Os persas e seus nomes poéticos
01/03/12 12:24Poesia é coisa séria no Irã. Quase todo mundo sabe de cor um monte de versos, rodas de amigos adoram debater autores e um dos principais ícones nacionais é o poeta Hafez (1310-1390), cujo túmulo em Shiraz atrai romaria do país inteiro. Hafez, aliás, era crente e capaz de recitar o Corão inteiro, mas celebrou em sua obra a embriaguez e o amor.
O gosto pela poesia parece ser um traço milenar da cultura persa, e até hoje pais dão aos filhos nomes, ou prenomes para ser mais exato, que são pura metáfora. Uns são bucólicos, outros românticos. Há também os metafísicos. É exemplo pra todo lado.
Tenho uma amiga que se chama Yeganeh (única no mundo). A irmã dela é Taraneh (canção). A chefe da agência Reuters no Irã leva o prenome de Parisa (aquela que é como uma fada). O da iraniana mais famosa do planeta, a ativista de direitos humanos e Nobel da Paz Shirin Ebadi, significa “doce”. Não confundir com “açúcar”, ou Paníz, em farsi, como é chamada minha assistente. Simin, personagem principal do badalado e premiado filme “A Separação”, quer dizer “aquela que brilha como prata”.
Homens também levam prenomes na mesma linha. Meu cabeleireiro é Behrooz (dia feliz), e o recepcionista do hotel onde fiquei ao chegar, Navid (boa notícia). Um tempo atrás entrevistei um cantor que se chama Omid (esperança). Conheço um sujeito que é Payam (mensageiro).
Ouvi vários outros nomes poéticos. Meus preferidos são Kohinoor (montanha de luz), Shahin (falcão peregrino) e Parastoo (andorinha).
Mas já repararam que os nomes dos governantes iranianos geralmente não seguem esse padrão? O presidente é Mahmoud [Ahmadinejad]. O líder supremo chama-se Ali [Khamenei], assim como o chanceler [Akbar Salehi] e o poderoso chefe do Parlamento [Larijani]. O Ministro da Defesa chama-se Ahmad [Vahidi] e o primeiro vice-presidente, Mohammad [Reza Rahimi].

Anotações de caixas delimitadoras
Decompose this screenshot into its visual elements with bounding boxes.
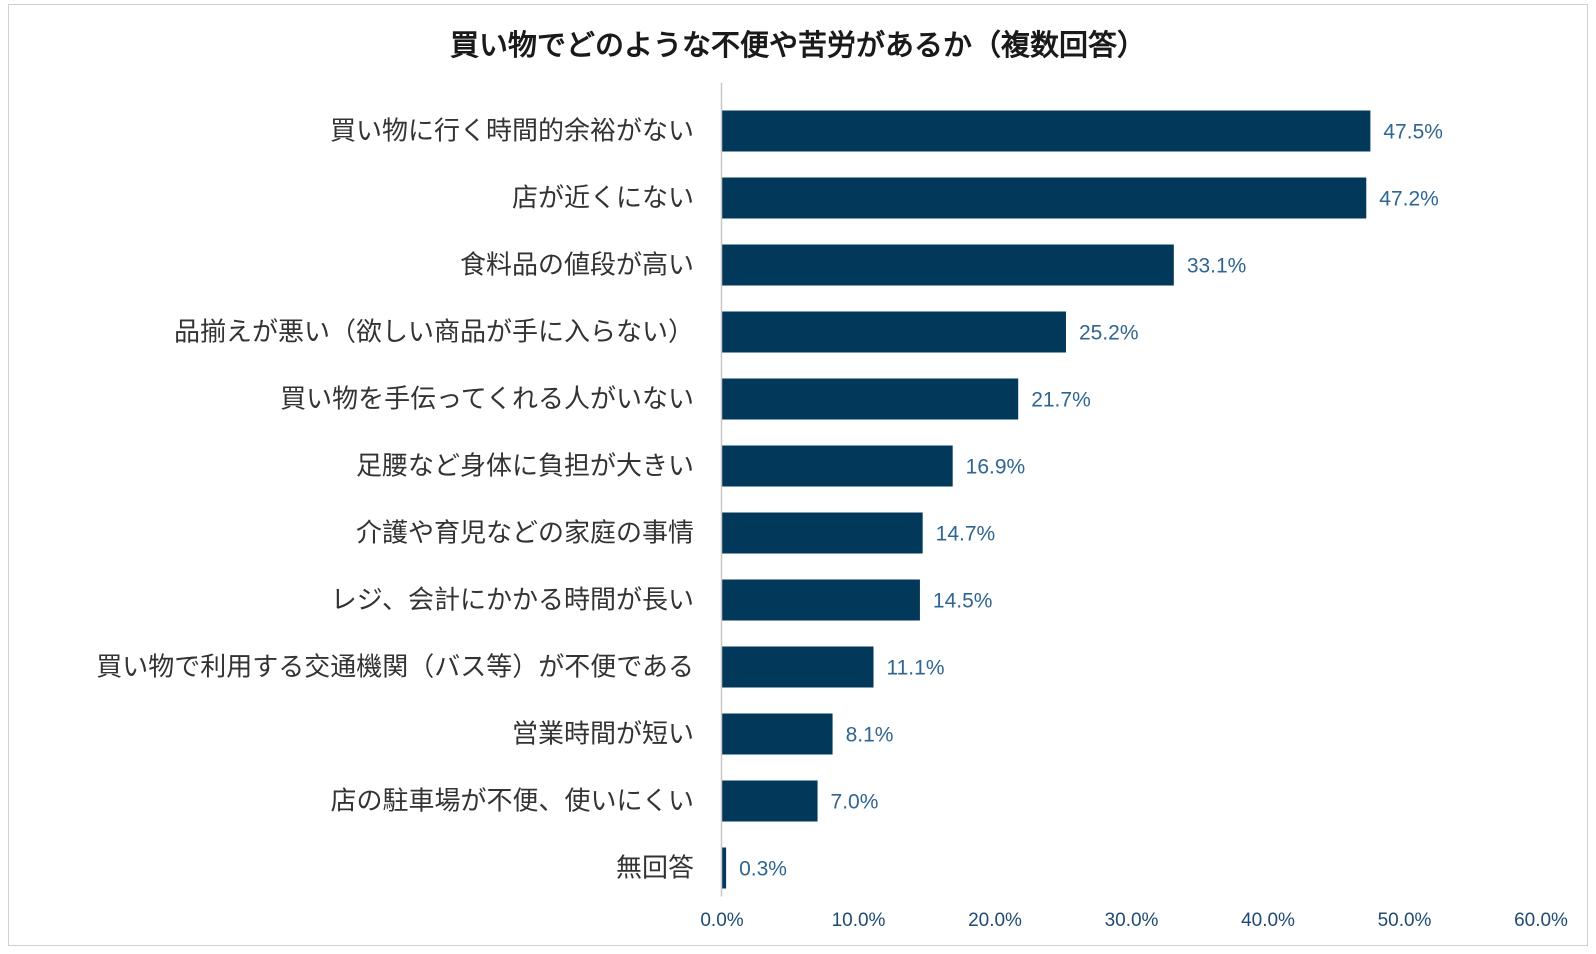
category-label: 店が近くにない [512,184,694,214]
category-label: 足腰など身体に負担が大きい [356,452,694,482]
x-tick-label: 10.0% [832,910,886,931]
bar [722,244,1174,286]
category-label: 食料品の値段が高い [460,251,694,281]
data-label: 11.1% [887,657,945,680]
data-label: 14.7% [936,523,996,546]
x-tick-label: 40.0% [1241,910,1295,931]
category-label: 営業時間が短い [512,720,694,750]
bar [722,110,1371,152]
x-tick-label: 60.0% [1514,910,1568,931]
category-label: 無回答 [616,854,694,884]
category-label: 買い物で利用する交通機関（バス等）が不便である [96,653,694,683]
data-label: 47.2% [1379,188,1439,211]
data-label: 47.5% [1383,121,1443,144]
category-label: 買い物に行く時間的余裕がない [330,117,694,147]
x-tick-label: 50.0% [1378,910,1432,931]
data-label: 7.0% [831,791,879,814]
data-label: 16.9% [966,456,1026,479]
x-tick-label: 30.0% [1105,910,1159,931]
bar [722,445,953,487]
category-label: 介護や育児などの家庭の事情 [356,519,694,549]
x-axis: 0.0% 10.0% 20.0% 30.0% 40.0% 50.0% 60.0% [700,82,1568,931]
bar [722,512,923,554]
bar [722,378,1019,420]
data-label: 33.1% [1187,255,1247,278]
bar [722,780,818,822]
bar [722,311,1066,353]
bar [722,177,1367,219]
x-tick-label: 0.0% [700,910,743,931]
bar [722,713,833,755]
category-label: 品揃えが悪い（欲しい商品が手に入らない） [174,318,694,348]
bar [722,646,874,688]
data-label: 21.7% [1031,389,1091,412]
category-label: レジ、会計にかかる時間が長い [331,586,694,616]
bars: 買い物に行く時間的余裕がない 47.5% 店が近くにない 47.2% 食料品の値段が高い… [96,110,1443,889]
data-label: 0.3% [739,858,787,881]
bar [722,847,727,889]
data-label: 25.2% [1079,322,1139,345]
x-tick-label: 20.0% [968,910,1022,931]
data-label: 14.5% [933,590,993,613]
chart-title: 買い物でどのような不便や苦労があるか（複数回答） [449,28,1146,62]
category-label: 買い物を手伝ってくれる人がいない [280,385,694,415]
bar [722,579,920,621]
category-label: 店の駐車場が不便、使いにくい [331,787,694,817]
data-label: 8.1% [846,724,894,747]
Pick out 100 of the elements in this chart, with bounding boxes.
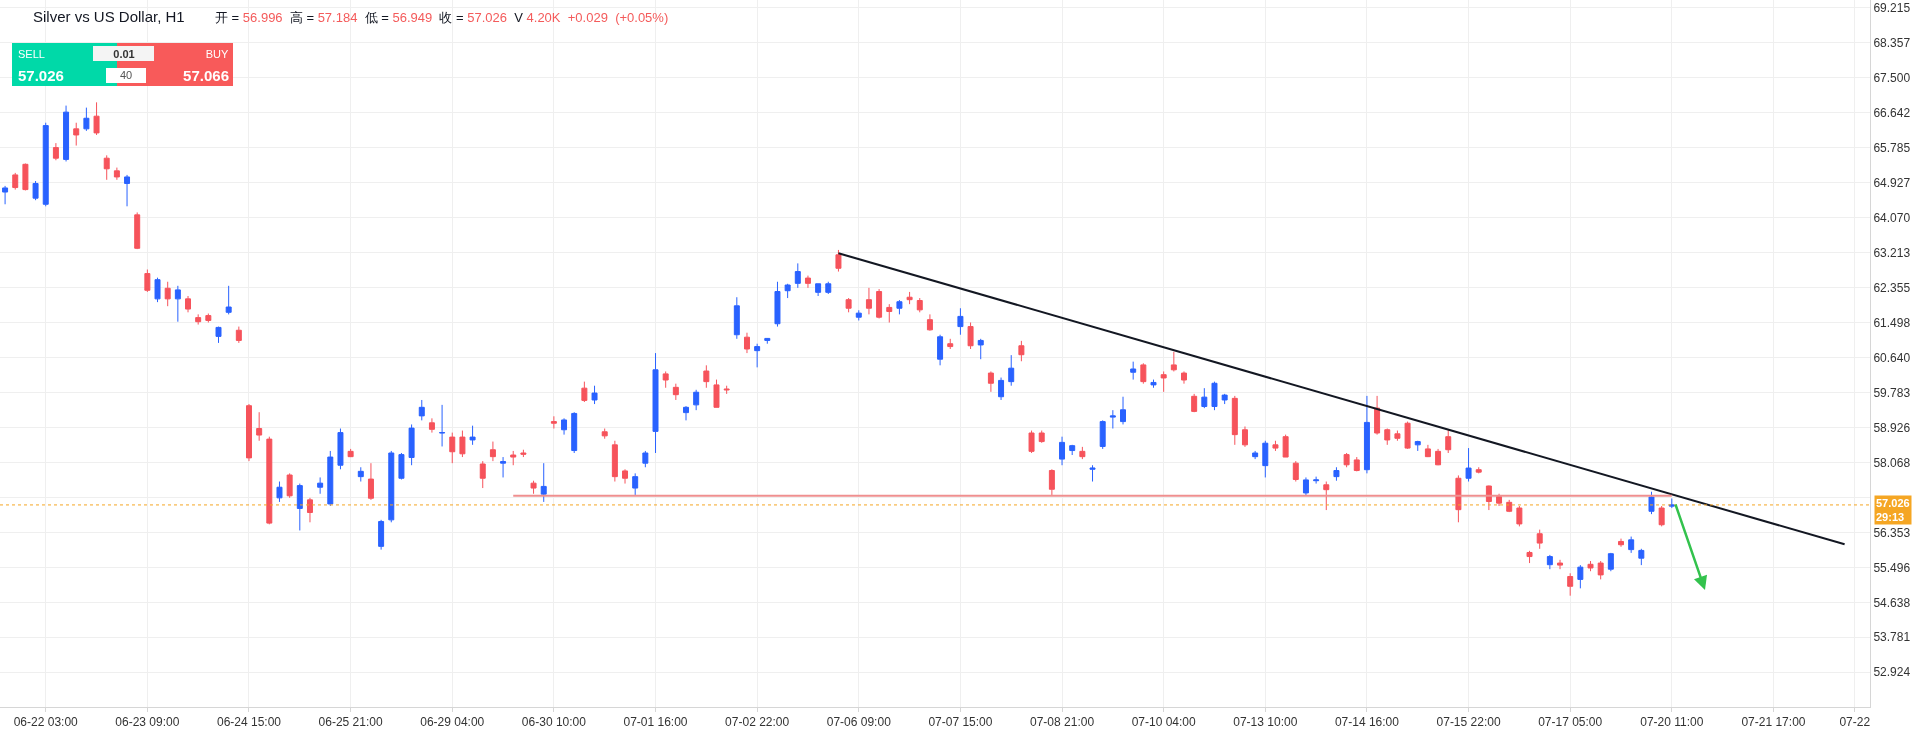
- candlestick: [1424, 444, 1431, 458]
- candlestick: [63, 105, 70, 162]
- candlestick: [743, 332, 750, 354]
- candlestick: [825, 281, 832, 295]
- candlestick: [1313, 476, 1320, 485]
- candlestick: [1282, 434, 1289, 458]
- candlestick: [581, 381, 588, 403]
- candlestick: [1465, 447, 1472, 483]
- candlestick: [428, 417, 435, 434]
- x-tick-label: 07-08 21:00: [1030, 715, 1095, 730]
- candlestick: [1384, 428, 1391, 446]
- candlestick: [1333, 466, 1340, 482]
- candlestick: [926, 313, 933, 332]
- candlestick: [1475, 466, 1482, 474]
- candlestick: [235, 326, 242, 344]
- candlestick: [1404, 421, 1411, 450]
- candlestick: [1160, 370, 1167, 393]
- candlestick: [408, 423, 415, 466]
- candlestick: [500, 456, 507, 478]
- annotation: 57.026: [467, 10, 508, 25]
- candlestick: [774, 281, 781, 328]
- candlestick: [977, 338, 984, 360]
- y-tick-label: 58.926: [1873, 420, 1911, 435]
- candlestick: [215, 326, 222, 344]
- candlestick: [947, 338, 954, 350]
- candlestick: [1302, 476, 1309, 497]
- candlestick: [1658, 505, 1665, 527]
- candlestick: [1292, 460, 1299, 483]
- x-tick-label: 07-01 16:00: [623, 715, 688, 730]
- candlestick: [388, 450, 395, 523]
- candlestick: [703, 364, 710, 389]
- candlestick: [459, 430, 466, 458]
- annotation: 0.01: [113, 48, 135, 60]
- annotation: BUY: [205, 48, 229, 60]
- y-tick-label: 59.783: [1873, 385, 1911, 400]
- candlestick: [1221, 393, 1228, 405]
- candlestick: [611, 440, 618, 483]
- candlestick: [134, 211, 141, 250]
- candlestick: [103, 154, 110, 181]
- candlestick: [378, 519, 385, 551]
- y-tick-label: 60.640: [1873, 350, 1911, 365]
- candlestick: [1587, 560, 1594, 572]
- x-tick-label: 07-14 16:00: [1334, 715, 1400, 730]
- candlestick: [1008, 354, 1015, 387]
- candlestick: [1109, 409, 1116, 430]
- candlestick: [540, 462, 547, 503]
- candlestick: [561, 417, 568, 436]
- candlestick: [1648, 491, 1655, 515]
- candlestick: [510, 450, 517, 466]
- candlestick: [1130, 361, 1137, 381]
- x-tick-label: 07-13 10:00: [1233, 715, 1298, 730]
- candlestick: [1181, 370, 1187, 385]
- candlestick: [723, 385, 730, 395]
- candlestick: [489, 441, 496, 462]
- candlestick: [1394, 430, 1401, 442]
- candlestick: [1272, 440, 1279, 452]
- candlestick: [1516, 505, 1523, 527]
- candlestick: [1363, 395, 1370, 474]
- candlestick: [225, 285, 232, 315]
- candlestick: [957, 307, 964, 336]
- candlestick: [1445, 429, 1452, 454]
- candlestick: [642, 450, 649, 468]
- candlestick: [652, 352, 659, 454]
- candlestick: [357, 466, 364, 483]
- y-tick-label: 68.357: [1873, 36, 1911, 51]
- candlestick: [520, 449, 527, 458]
- candlestick: [591, 385, 598, 405]
- y-tick-label: 54.638: [1873, 595, 1911, 610]
- annotation: SELL: [18, 48, 45, 60]
- candlestick: [530, 480, 537, 495]
- candlestick: [306, 497, 313, 523]
- candlestick: [12, 172, 19, 191]
- candlestick: [1150, 379, 1157, 389]
- candlestick: [1323, 481, 1330, 511]
- candlestick: [1557, 559, 1564, 570]
- candlestick: [876, 288, 883, 319]
- candlestick: [1069, 444, 1076, 456]
- candlestick: [764, 337, 771, 345]
- candlestick: [246, 403, 252, 462]
- candlestick: [987, 370, 994, 393]
- candlestick: [337, 428, 344, 470]
- x-tick-label: 07-15 22:00: [1436, 715, 1501, 730]
- candlestick: [916, 297, 923, 313]
- candlestick: [601, 428, 608, 440]
- candlestick: [845, 297, 852, 313]
- candlestick: [32, 180, 39, 201]
- candlestick: [1546, 554, 1553, 570]
- candlestick: [73, 122, 80, 147]
- x-tick-label: 06-25 21:00: [318, 715, 383, 730]
- x-tick-label: 06-30 10:00: [521, 715, 587, 730]
- candlestick: [439, 404, 446, 447]
- candlestick: [164, 281, 171, 307]
- candlestick: [2, 185, 9, 205]
- candlestick: [550, 415, 557, 430]
- candlestick: [276, 481, 283, 503]
- candlestick: [1607, 552, 1614, 572]
- candlestick: [1628, 536, 1635, 554]
- candlestick: [1526, 550, 1533, 564]
- y-tick-label: 55.496: [1873, 560, 1911, 575]
- candlestick: [1618, 538, 1624, 548]
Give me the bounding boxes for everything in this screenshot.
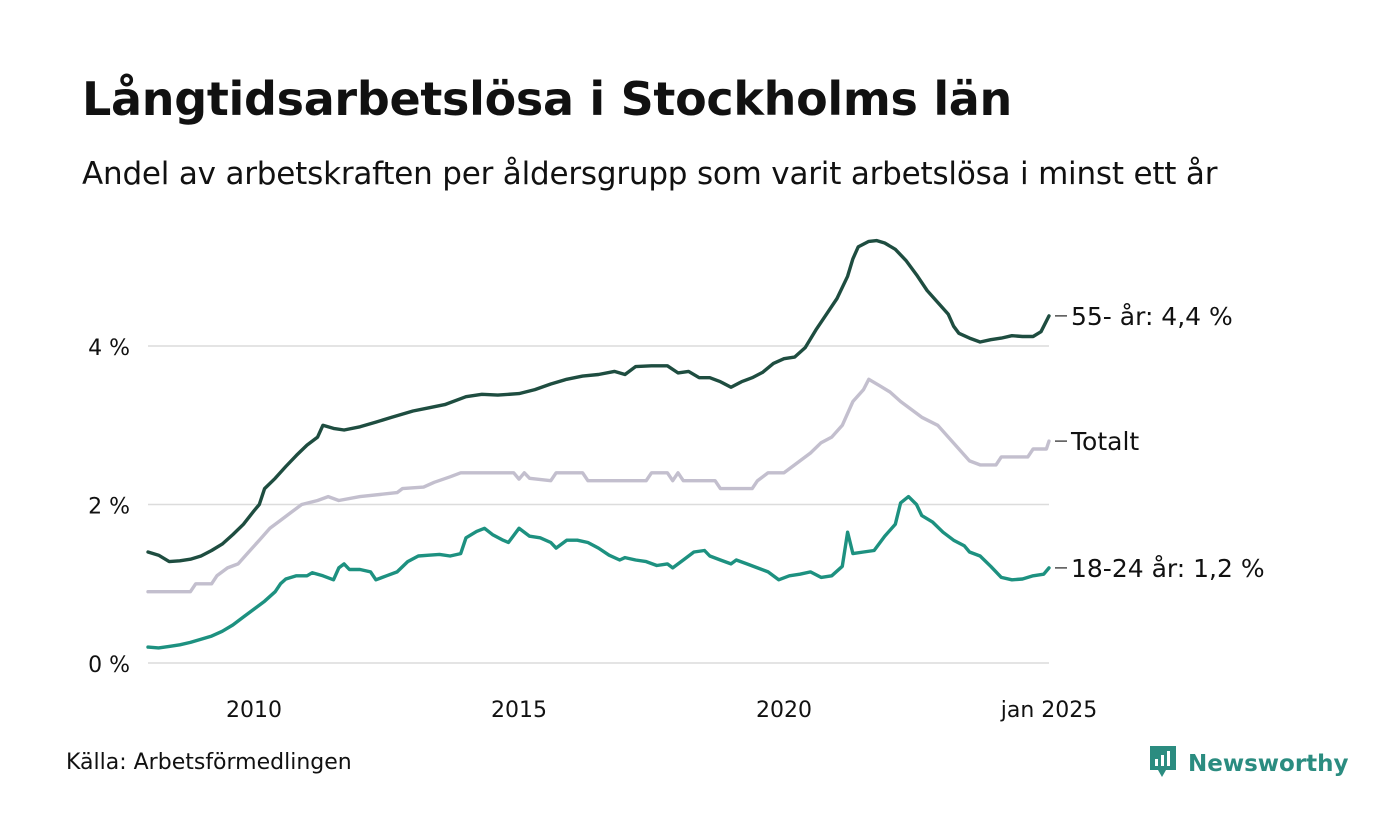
y-tick-label: 2 % <box>88 495 130 520</box>
newsworthy-brand[interactable]: Newsworthy <box>1148 744 1349 784</box>
series-line-totalt <box>146 377 1051 594</box>
series-end-label: Totalt <box>1070 427 1139 456</box>
chart-title: Långtidsarbetslösa i Stockholms län <box>82 72 1012 126</box>
x-axis-tick-labels: 2010 2015 2020 jan 2025 <box>226 698 1097 723</box>
y-tick-label: 0 % <box>88 653 130 678</box>
series-end-label: 18-24 år: 1,2 % <box>1071 554 1265 583</box>
brand-name: Newsworthy <box>1188 751 1349 777</box>
newsworthy-logo-icon <box>1148 744 1178 784</box>
series-end-labels: 55- år: 4,4 % Totalt 18-24 år: 1,2 % <box>1055 302 1265 583</box>
series-end-label: 55- år: 4,4 % <box>1071 302 1233 331</box>
source-note: Källa: Arbetsförmedlingen <box>66 750 352 775</box>
series-lines <box>146 238 1051 650</box>
series-line-55-plus <box>146 238 1051 564</box>
y-tick-label: 4 % <box>88 336 130 361</box>
x-tick-label: 2015 <box>491 698 547 723</box>
x-tick-label: 2020 <box>756 698 812 723</box>
chart-subtitle: Andel av arbetskraften per åldersgrupp s… <box>82 156 1218 192</box>
gridlines <box>148 345 1049 664</box>
x-tick-label: jan 2025 <box>1000 698 1098 723</box>
x-tick-label: 2010 <box>226 698 282 723</box>
series-line-18-24 <box>146 494 1051 650</box>
y-axis-tick-labels: 0 % 2 % 4 % <box>88 336 130 678</box>
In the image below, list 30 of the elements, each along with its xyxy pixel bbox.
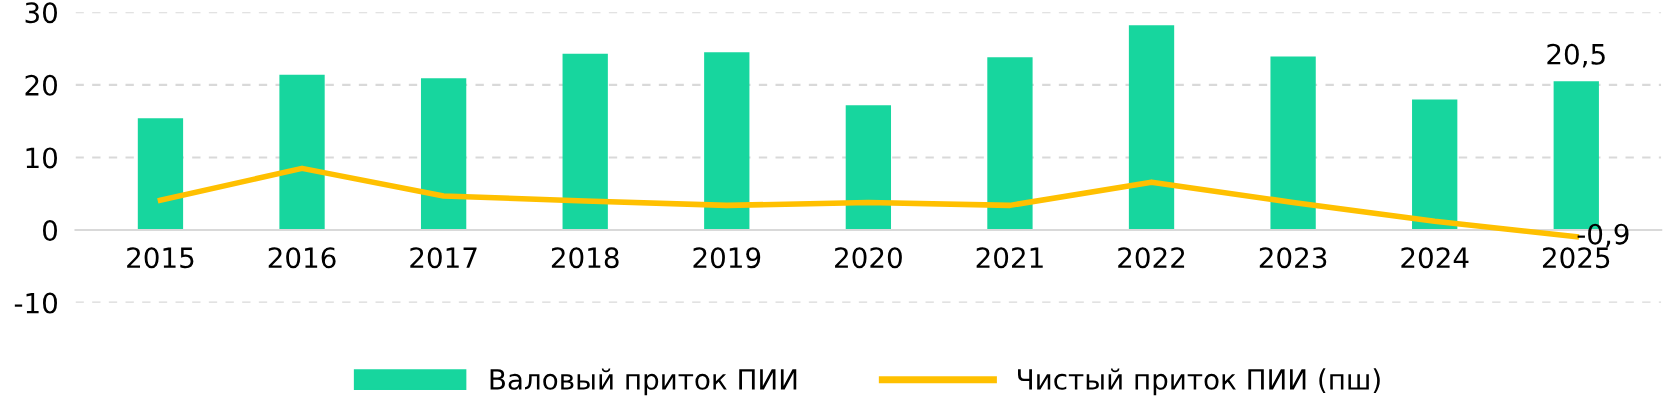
data-label: 20,5 [1547, 43, 1605, 68]
bar [562, 53, 608, 231]
bar [1270, 56, 1316, 231]
x-tick-label: 2024 [1401, 247, 1469, 269]
bar [845, 105, 892, 231]
x-tick-label: 2021 [976, 247, 1043, 269]
x-tick-label: 2020 [835, 247, 902, 269]
y-tick-label: 20 [25, 74, 57, 96]
bar [1412, 99, 1458, 231]
y-tick-label: 30 [25, 2, 57, 24]
data-label: -0,9 [1577, 223, 1629, 248]
bar [420, 78, 467, 231]
bar [704, 52, 750, 231]
x-tick-label: 2015 [127, 247, 194, 269]
x-tick-label: 2016 [268, 247, 336, 269]
bar [137, 118, 184, 231]
legend-label: Валовый приток ПИИ [490, 368, 797, 396]
x-tick-label: 2017 [410, 247, 477, 269]
bar [1128, 25, 1175, 231]
legend-label: Чистый приток ПИИ (пш) [1018, 368, 1380, 396]
bar [987, 57, 1033, 231]
y-tick-label: 0 [43, 220, 57, 242]
bar [279, 74, 325, 231]
x-tick-label: 2018 [551, 247, 619, 269]
y-tick-label: -10 [14, 292, 57, 314]
x-tick-label: 2025 [1542, 247, 1610, 269]
x-tick-label: 2023 [1259, 247, 1327, 269]
x-tick-label: 2019 [693, 247, 761, 269]
y-tick-label: 10 [26, 147, 57, 169]
x-tick-label: 2022 [1118, 247, 1185, 269]
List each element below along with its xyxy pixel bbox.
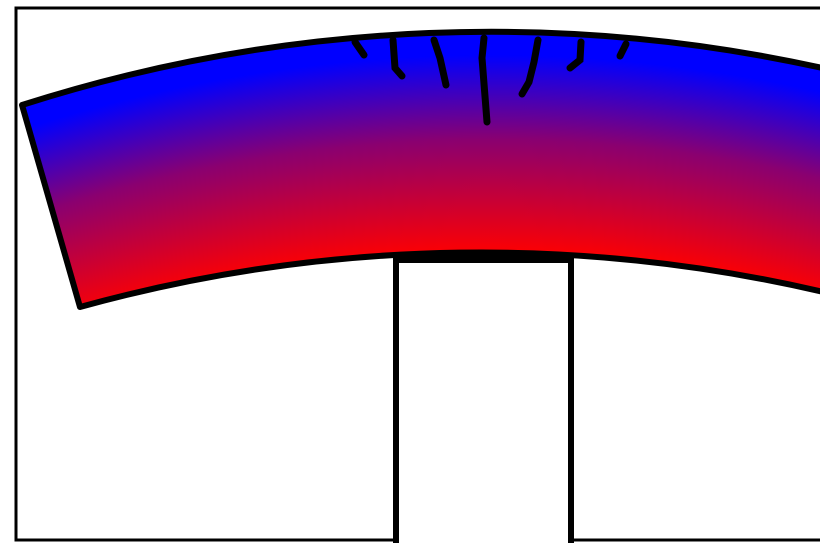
crack [430, 36, 450, 89]
cracks [351, 34, 630, 126]
bent-beam [19, 28, 820, 310]
crack [478, 34, 491, 126]
crack [518, 36, 542, 98]
support [393, 255, 574, 543]
crack [351, 38, 368, 59]
crack [616, 40, 630, 60]
crack [566, 38, 585, 72]
crack [389, 36, 406, 80]
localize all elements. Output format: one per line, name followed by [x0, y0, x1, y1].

● TAREFAS A REALIZAR
1. Extraia do texto sobre os nomes poéticos persas, sem nenhuma alteração, o trecho entre "Tenho uma amiga" e "é Payam (mensageiro).", inclusive.
2. Continue o texto sobre os nomes poéticos persas a partir da última frase apresentada.

● RESPOSTAS DOS PROBLEMAS
1.
Tenho uma amiga que se chama Yeganeh (única no mundo). A irmã dela é Taraneh (canção). A chefe da agência Reuters no Irã leva o prenome de Parisa (aquela que é como uma fada). O da iraniana mais famosa do planeta, a ativista de direitos humanos e Nobel da Paz Shirin Ebadi, significa “doce”. Não confundir com “açúcar”, ou Paníz, em farsi, como é chamada minha assistente. Simin, personagem principal do badalado e premiado filme “A Separação”, quer dizer “aquela que brilha como prata”.
Homens também levam prenomes na mesma linha. Meu cabeleireiro é Behrooz (dia feliz), e o recepcionista do hotel onde fiquei ao chegar, Navid (boa notícia). Um tempo atrás entrevistei um cantor que se chama Omid (esperança). Conheço um sujeito que é Payam (mensageiro).

2.
Esses são nomes muçulmanos de origem árabe, comuns em famílias mais religiosas e, portanto, mais propensas a endossar o regime teocrático. Afinal, a influência árabe na Pérsia veio com a disseminação do islã, surgido onde é hoje a Arábia Saudita, lá pelos séculos 7, 8 e 9. Antes disso os persas eram essencialmente zoroastras, judeus e cristãos _hoje minorias.
Belo texto, Samy! Leve, conciso, claro e informativo pra nós, que estamos do outro lado desse mundo.
Completou o meu conhecimento, parabêns.
A vibração das palavras, a vibração das intenções, a vibração dos sentimentos, a vibração das ações.
Fico muito feliz de ter a oportunidade de conhecer um pouco mais da cultura iraniana a partir de um olhar de dentro. Tive a oportunidade de viver na Inglaterra e na França, nos anos 80, quando tive muitos amigos estudantes iranianos. Lembro deles com saudades. Apesar das diferenças culturais e políticas, prevalecia a dimensão humana da amizade.
Continuo tentando aprender um pouco do Irã, e sou especialmente admiradora do seu cinema, que compartilho com meus alunos.
Independentemente das questões políticas e dos direitos humanos (problema, infelizmente, não só do Irã), trata se de uma bela cultura, cujo aprendizado só nos enriquece.
Acompanharei com carinho a coluna.
(lembro de alguns nomes de colegas: Nosrat, Shady. Tem tradução?)
Eliane, no Google você pode achar sites especializados em nomes persas, com significado e origem.
Cara Eliane, eu encontrei pesquisei por curiosidade o significado destes nomes:
Shady significa felicidade e Nosrat significa vitória.
para JOSE HENRIQUE – O SEU comentário é muito inocente. Achar que o filme iraniano reflete a realidade do país, precisa viajar amigo, nao ‘vá ao Irã que voce poderá ser preso. Vá aos EUA para ver que filmes não refletem a realidade, são iguais às novelas da Globo, só para iludir o telespectador. o Irã que eu vi nao tem nada a ver com o tal filme. Em filme se coloca tudo o que o diretor imaginar. Não sabia?
Muito interessante.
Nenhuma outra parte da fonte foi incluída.